--- begin MATERIAL FOR THIS TASK ---

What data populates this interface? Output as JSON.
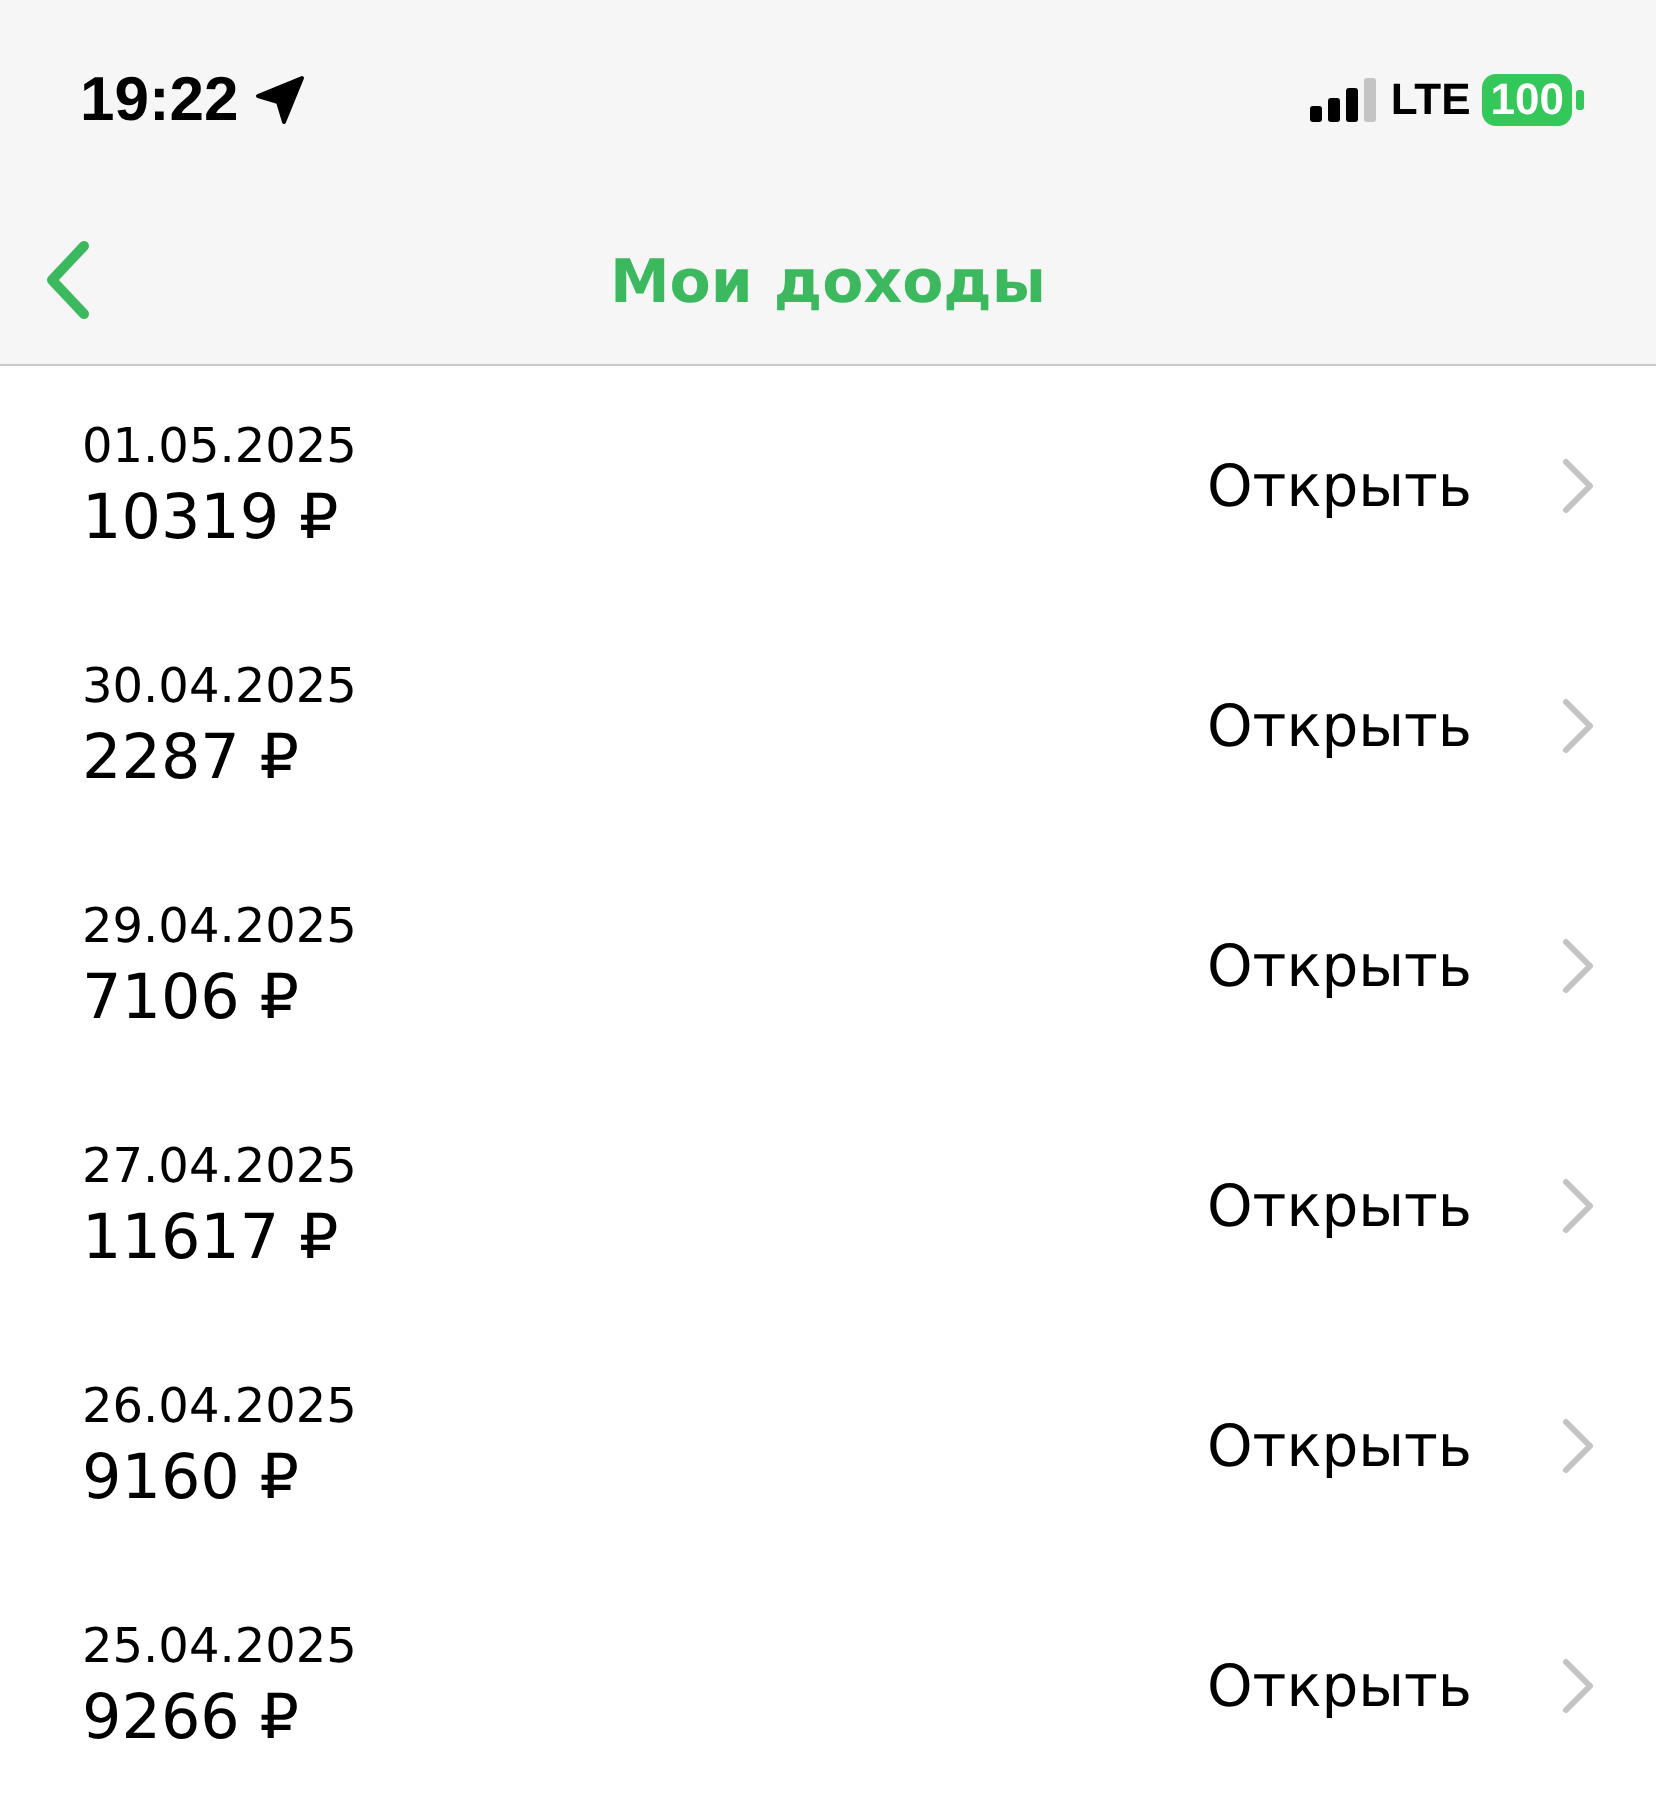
{
  "status_bar": {
    "time": "19:22",
    "network": "LTE",
    "battery": "100"
  },
  "nav": {
    "title": "Мои доходы"
  },
  "rows": [
    {
      "date": "01.05.2025",
      "amount": "10319 ₽",
      "action": "Открыть"
    },
    {
      "date": "30.04.2025",
      "amount": "2287 ₽",
      "action": "Открыть"
    },
    {
      "date": "29.04.2025",
      "amount": "7106 ₽",
      "action": "Открыть"
    },
    {
      "date": "27.04.2025",
      "amount": "11617 ₽",
      "action": "Открыть"
    },
    {
      "date": "26.04.2025",
      "amount": "9160 ₽",
      "action": "Открыть"
    },
    {
      "date": "25.04.2025",
      "amount": "9266 ₽",
      "action": "Открыть"
    }
  ]
}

--- end MATERIAL FOR THIS TASK ---

WHAT IS BEING ASKED -
Collect every line from the records above that contains the word "amount".

WRITTEN SOLUTION -
      "amount": "10319 ₽",
      "amount": "2287 ₽",
      "amount": "7106 ₽",
      "amount": "11617 ₽",
      "amount": "9160 ₽",
      "amount": "9266 ₽",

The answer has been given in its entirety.